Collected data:
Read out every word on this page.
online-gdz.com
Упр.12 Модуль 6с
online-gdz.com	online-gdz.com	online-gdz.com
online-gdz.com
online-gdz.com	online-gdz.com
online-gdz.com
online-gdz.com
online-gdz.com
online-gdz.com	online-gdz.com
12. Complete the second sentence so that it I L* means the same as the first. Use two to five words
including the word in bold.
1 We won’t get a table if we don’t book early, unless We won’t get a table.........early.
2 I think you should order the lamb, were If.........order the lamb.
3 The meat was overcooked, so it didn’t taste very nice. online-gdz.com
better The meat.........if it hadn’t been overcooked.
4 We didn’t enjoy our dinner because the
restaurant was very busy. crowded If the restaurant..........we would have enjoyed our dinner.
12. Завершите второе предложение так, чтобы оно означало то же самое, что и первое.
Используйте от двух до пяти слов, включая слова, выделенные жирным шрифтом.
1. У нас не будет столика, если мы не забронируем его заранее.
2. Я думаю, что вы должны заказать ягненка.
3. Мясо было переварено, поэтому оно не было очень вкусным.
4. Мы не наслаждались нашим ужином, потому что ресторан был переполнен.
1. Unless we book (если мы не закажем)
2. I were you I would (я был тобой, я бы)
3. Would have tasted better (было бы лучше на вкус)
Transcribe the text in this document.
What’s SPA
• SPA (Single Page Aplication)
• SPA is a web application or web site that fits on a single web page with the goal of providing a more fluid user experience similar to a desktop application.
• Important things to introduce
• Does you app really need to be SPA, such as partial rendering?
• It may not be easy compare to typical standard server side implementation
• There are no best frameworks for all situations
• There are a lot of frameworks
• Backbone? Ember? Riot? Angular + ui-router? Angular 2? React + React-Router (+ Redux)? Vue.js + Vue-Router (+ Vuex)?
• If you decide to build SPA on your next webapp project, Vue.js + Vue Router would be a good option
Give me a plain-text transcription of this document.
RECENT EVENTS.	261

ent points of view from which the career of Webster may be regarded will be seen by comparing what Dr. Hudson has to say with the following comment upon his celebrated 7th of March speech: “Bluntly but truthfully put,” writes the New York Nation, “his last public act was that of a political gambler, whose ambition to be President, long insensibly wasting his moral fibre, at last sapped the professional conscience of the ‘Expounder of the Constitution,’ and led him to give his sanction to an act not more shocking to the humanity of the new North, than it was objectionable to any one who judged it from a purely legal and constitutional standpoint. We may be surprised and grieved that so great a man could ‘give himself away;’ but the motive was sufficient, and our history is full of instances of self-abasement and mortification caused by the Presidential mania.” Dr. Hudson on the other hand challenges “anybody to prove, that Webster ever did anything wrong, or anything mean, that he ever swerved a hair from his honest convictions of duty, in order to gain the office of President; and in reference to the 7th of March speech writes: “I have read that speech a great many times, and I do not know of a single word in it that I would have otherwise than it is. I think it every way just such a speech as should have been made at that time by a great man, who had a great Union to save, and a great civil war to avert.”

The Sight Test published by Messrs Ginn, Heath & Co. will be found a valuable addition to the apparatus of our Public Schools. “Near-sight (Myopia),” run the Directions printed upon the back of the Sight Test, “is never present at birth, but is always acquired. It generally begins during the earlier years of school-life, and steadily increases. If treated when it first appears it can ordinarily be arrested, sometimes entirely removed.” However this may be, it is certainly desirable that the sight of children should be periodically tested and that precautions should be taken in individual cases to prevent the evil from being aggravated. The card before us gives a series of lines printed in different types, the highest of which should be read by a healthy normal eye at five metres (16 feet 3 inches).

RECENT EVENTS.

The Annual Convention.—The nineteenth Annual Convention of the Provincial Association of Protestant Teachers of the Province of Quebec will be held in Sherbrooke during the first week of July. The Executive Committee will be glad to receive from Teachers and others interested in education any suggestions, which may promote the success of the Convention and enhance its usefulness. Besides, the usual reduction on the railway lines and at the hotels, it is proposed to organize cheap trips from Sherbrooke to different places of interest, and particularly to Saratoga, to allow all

= Given exercise =
In the material above, find the lines that contain "overcooked" and show them.

= Solution to the problem =
3 The meat was overcooked, so it didn’t taste very nice. online-gdz.com
better The meat.........if it hadn’t been overcooked.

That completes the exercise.